Work instructions: A faithful copy of all the records is needed, with the pictures omitted.

**** The data ****

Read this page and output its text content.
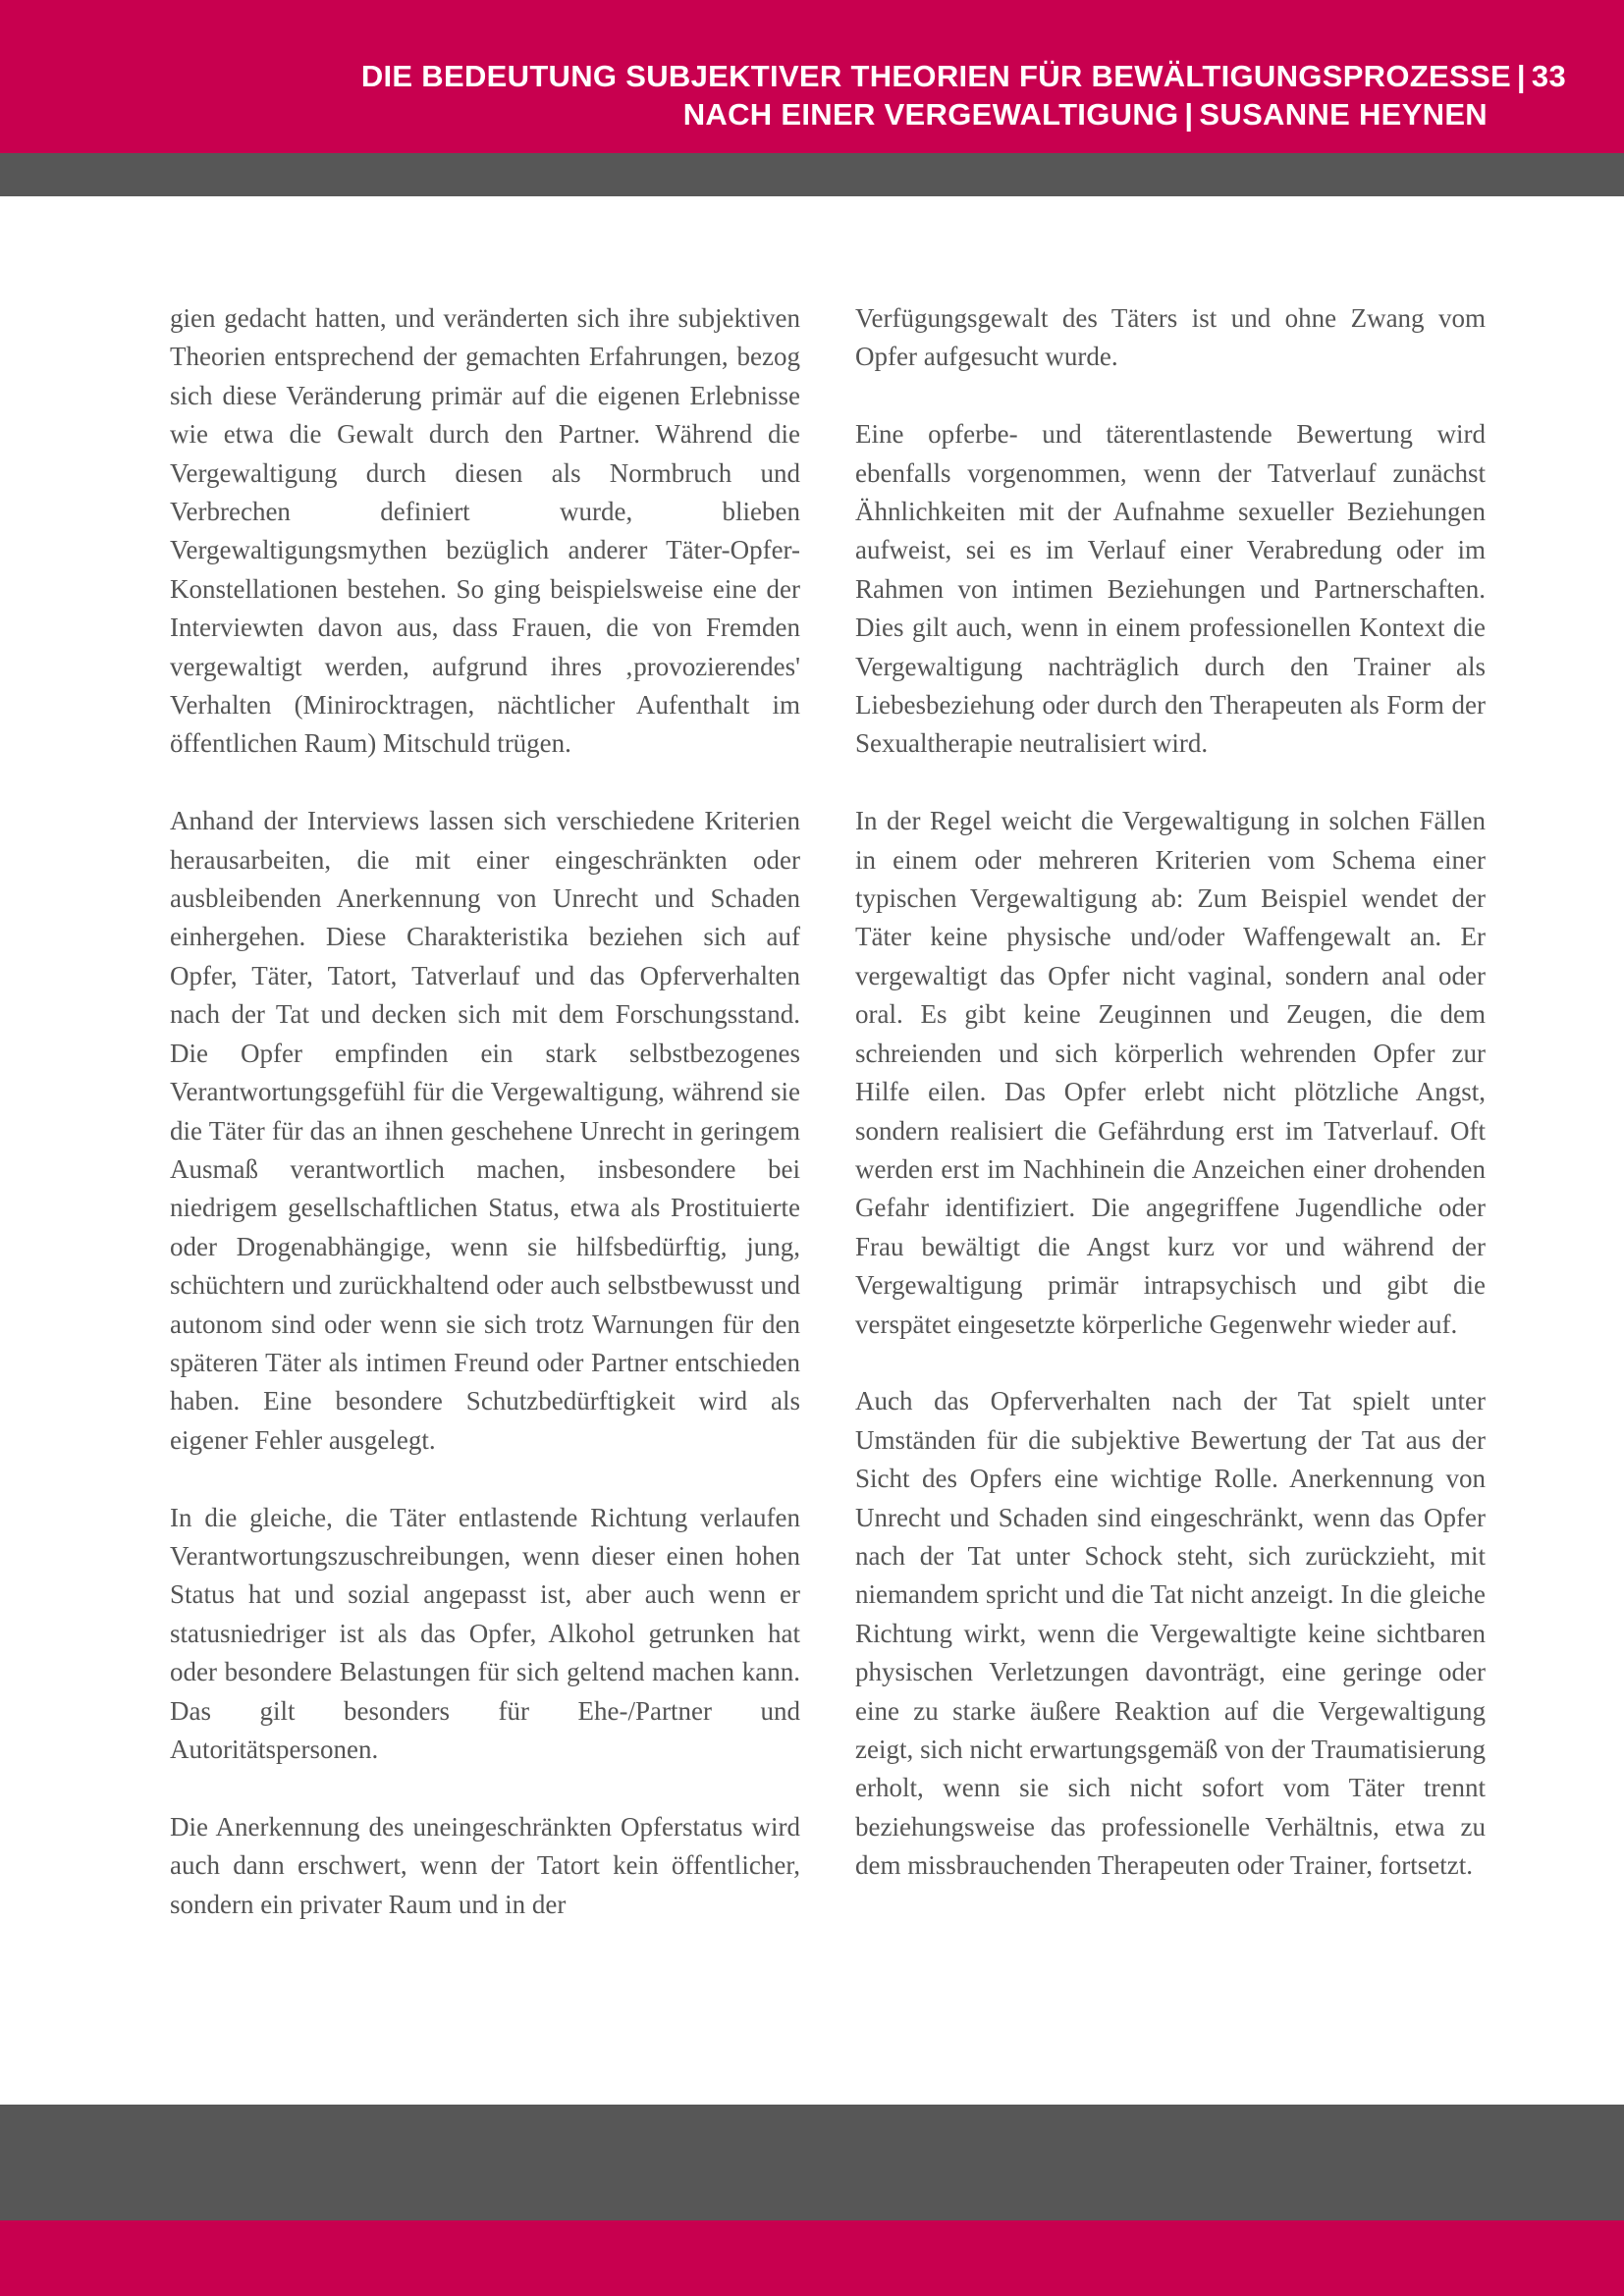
DIE BEDEUTUNG SUBJEKTIVER THEORIEN FÜR BEWÄLTIGUNGSPROZESSE | 33
NACH EINER VERGEWALTIGUNG | SUSANNE HEYNEN

gien gedacht hatten, und veränderten sich ihre subjektiven Theorien entsprechend der gemachten Erfahrungen, bezog sich diese Veränderung primär auf die eigenen Erlebnisse wie etwa die Gewalt durch den Partner. Während die Vergewaltigung durch diesen als Normbruch und Verbrechen definiert wurde, blieben Vergewaltigungsmythen bezüglich anderer Täter-Opfer-Konstellationen bestehen. So ging beispielsweise eine der Interviewten davon aus, dass Frauen, die von Fremden vergewaltigt werden, aufgrund ihres ‚provozierendes' Verhalten (Minirocktragen, nächtlicher Aufenthalt im öffentlichen Raum) Mitschuld trügen.

Anhand der Interviews lassen sich verschiedene Kriterien herausarbeiten, die mit einer eingeschränkten oder ausbleibenden Anerkennung von Unrecht und Schaden einhergehen. Diese Charakteristika beziehen sich auf Opfer, Täter, Tatort, Tatverlauf und das Opferverhalten nach der Tat und decken sich mit dem Forschungsstand. Die Opfer empfinden ein stark selbstbezogenes Verantwortungsgefühl für die Vergewaltigung, während sie die Täter für das an ihnen geschehene Unrecht in geringem Ausmaß verantwortlich machen, insbesondere bei niedrigem gesellschaftlichen Status, etwa als Prostituierte oder Drogenabhängige, wenn sie hilfsbedürftig, jung, schüchtern und zurückhaltend oder auch selbstbewusst und autonom sind oder wenn sie sich trotz Warnungen für den späteren Täter als intimen Freund oder Partner entschieden haben. Eine besondere Schutzbedürftigkeit wird als eigener Fehler ausgelegt.

In die gleiche, die Täter entlastende Richtung verlaufen Verantwortungszuschreibungen, wenn dieser einen hohen Status hat und sozial angepasst ist, aber auch wenn er statusniedriger ist als das Opfer, Alkohol getrunken hat oder besondere Belastungen für sich geltend machen kann. Das gilt besonders für Ehe-/Partner und Autoritätspersonen.

Die Anerkennung des uneingeschränkten Opferstatus wird auch dann erschwert, wenn der Tatort kein öffentlicher, sondern ein privater Raum und in der

Verfügungsgewalt des Täters ist und ohne Zwang vom Opfer aufgesucht wurde.

Eine opferbe- und täterentlastende Bewertung wird ebenfalls vorgenommen, wenn der Tatverlauf zunächst Ähnlichkeiten mit der Aufnahme sexueller Beziehungen aufweist, sei es im Verlauf einer Verabredung oder im Rahmen von intimen Beziehungen und Partnerschaften. Dies gilt auch, wenn in einem professionellen Kontext die Vergewaltigung nachträglich durch den Trainer als Liebesbeziehung oder durch den Therapeuten als Form der Sexualtherapie neutralisiert wird.

In der Regel weicht die Vergewaltigung in solchen Fällen in einem oder mehreren Kriterien vom Schema einer typischen Vergewaltigung ab: Zum Beispiel wendet der Täter keine physische und/oder Waffengewalt an. Er vergewaltigt das Opfer nicht vaginal, sondern anal oder oral. Es gibt keine Zeuginnen und Zeugen, die dem schreienden und sich körperlich wehrenden Opfer zur Hilfe eilen. Das Opfer erlebt nicht plötzliche Angst, sondern realisiert die Gefährdung erst im Tatverlauf. Oft werden erst im Nachhinein die Anzeichen einer drohenden Gefahr identifiziert. Die angegriffene Jugendliche oder Frau bewältigt die Angst kurz vor und während der Vergewaltigung primär intrapsychisch und gibt die verspätet eingesetzte körperliche Gegenwehr wieder auf.

Auch das Opferverhalten nach der Tat spielt unter Umständen für die subjektive Bewertung der Tat aus der Sicht des Opfers eine wichtige Rolle. Anerkennung von Unrecht und Schaden sind eingeschränkt, wenn das Opfer nach der Tat unter Schock steht, sich zurückzieht, mit niemandem spricht und die Tat nicht anzeigt. In die gleiche Richtung wirkt, wenn die Vergewaltigte keine sichtbaren physischen Verletzungen davonträgt, eine geringe oder eine zu starke äußere Reaktion auf die Vergewaltigung zeigt, sich nicht erwartungsgemäß von der Traumatisierung erholt, wenn sie sich nicht sofort vom Täter trennt beziehungsweise das professionelle Verhältnis, etwa zu dem missbrauchenden Therapeuten oder Trainer, fortsetzt.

****

Finished exercise:
Read this page and output its text content.
DIE BEDEUTUNG SUBJEKTIVER THEORIEN FÜR BEWÄLTIGUNGSPROZESSE | 33
NACH EINER VERGEWALTIGUNG | SUSANNE HEYNEN

gien gedacht hatten, und veränderten sich ihre subjektiven Theorien entsprechend der gemachten Erfahrungen, bezog sich diese Veränderung primär auf die eigenen Erlebnisse wie etwa die Gewalt durch den Partner. Während die Vergewaltigung durch diesen als Normbruch und Verbrechen definiert wurde, blieben Vergewaltigungsmythen bezüglich anderer Täter-Opfer-Konstellationen bestehen. So ging beispielsweise eine der Interviewten davon aus, dass Frauen, die von Fremden vergewaltigt werden, aufgrund ihres ‚provozierendes' Verhalten (Minirocktragen, nächtlicher Aufenthalt im öffentlichen Raum) Mitschuld trügen.

Anhand der Interviews lassen sich verschiedene Kriterien herausarbeiten, die mit einer eingeschränkten oder ausbleibenden Anerkennung von Unrecht und Schaden einhergehen. Diese Charakteristika beziehen sich auf Opfer, Täter, Tatort, Tatverlauf und das Opferverhalten nach der Tat und decken sich mit dem Forschungsstand. Die Opfer empfinden ein stark selbstbezogenes Verantwortungsgefühl für die Vergewaltigung, während sie die Täter für das an ihnen geschehene Unrecht in geringem Ausmaß verantwortlich machen, insbesondere bei niedrigem gesellschaftlichen Status, etwa als Prostituierte oder Drogenabhängige, wenn sie hilfsbedürftig, jung, schüchtern und zurückhaltend oder auch selbstbewusst und autonom sind oder wenn sie sich trotz Warnungen für den späteren Täter als intimen Freund oder Partner entschieden haben. Eine besondere Schutzbedürftigkeit wird als eigener Fehler ausgelegt.

In die gleiche, die Täter entlastende Richtung verlaufen Verantwortungszuschreibungen, wenn dieser einen hohen Status hat und sozial angepasst ist, aber auch wenn er statusniedriger ist als das Opfer, Alkohol getrunken hat oder besondere Belastungen für sich geltend machen kann. Das gilt besonders für Ehe-/Partner und Autoritätspersonen.

Die Anerkennung des uneingeschränkten Opferstatus wird auch dann erschwert, wenn der Tatort kein öffentlicher, sondern ein privater Raum und in der

Verfügungsgewalt des Täters ist und ohne Zwang vom Opfer aufgesucht wurde.

Eine opferbe- und täterentlastende Bewertung wird ebenfalls vorgenommen, wenn der Tatverlauf zunächst Ähnlichkeiten mit der Aufnahme sexueller Beziehungen aufweist, sei es im Verlauf einer Verabredung oder im Rahmen von intimen Beziehungen und Partnerschaften. Dies gilt auch, wenn in einem professionellen Kontext die Vergewaltigung nachträglich durch den Trainer als Liebesbeziehung oder durch den Therapeuten als Form der Sexualtherapie neutralisiert wird.

In der Regel weicht die Vergewaltigung in solchen Fällen in einem oder mehreren Kriterien vom Schema einer typischen Vergewaltigung ab: Zum Beispiel wendet der Täter keine physische und/oder Waffengewalt an. Er vergewaltigt das Opfer nicht vaginal, sondern anal oder oral. Es gibt keine Zeuginnen und Zeugen, die dem schreienden und sich körperlich wehrenden Opfer zur Hilfe eilen. Das Opfer erlebt nicht plötzliche Angst, sondern realisiert die Gefährdung erst im Tatverlauf. Oft werden erst im Nachhinein die Anzeichen einer drohenden Gefahr identifiziert. Die angegriffene Jugendliche oder Frau bewältigt die Angst kurz vor und während der Vergewaltigung primär intrapsychisch und gibt die verspätet eingesetzte körperliche Gegenwehr wieder auf.

Auch das Opferverhalten nach der Tat spielt unter Umständen für die subjektive Bewertung der Tat aus der Sicht des Opfers eine wichtige Rolle. Anerkennung von Unrecht und Schaden sind eingeschränkt, wenn das Opfer nach der Tat unter Schock steht, sich zurückzieht, mit niemandem spricht und die Tat nicht anzeigt. In die gleiche Richtung wirkt, wenn die Vergewaltigte keine sichtbaren physischen Verletzungen davonträgt, eine geringe oder eine zu starke äußere Reaktion auf die Vergewaltigung zeigt, sich nicht erwartungsgemäß von der Traumatisierung erholt, wenn sie sich nicht sofort vom Täter trennt beziehungsweise das professionelle Verhältnis, etwa zu dem missbrauchenden Therapeuten oder Trainer, fortsetzt.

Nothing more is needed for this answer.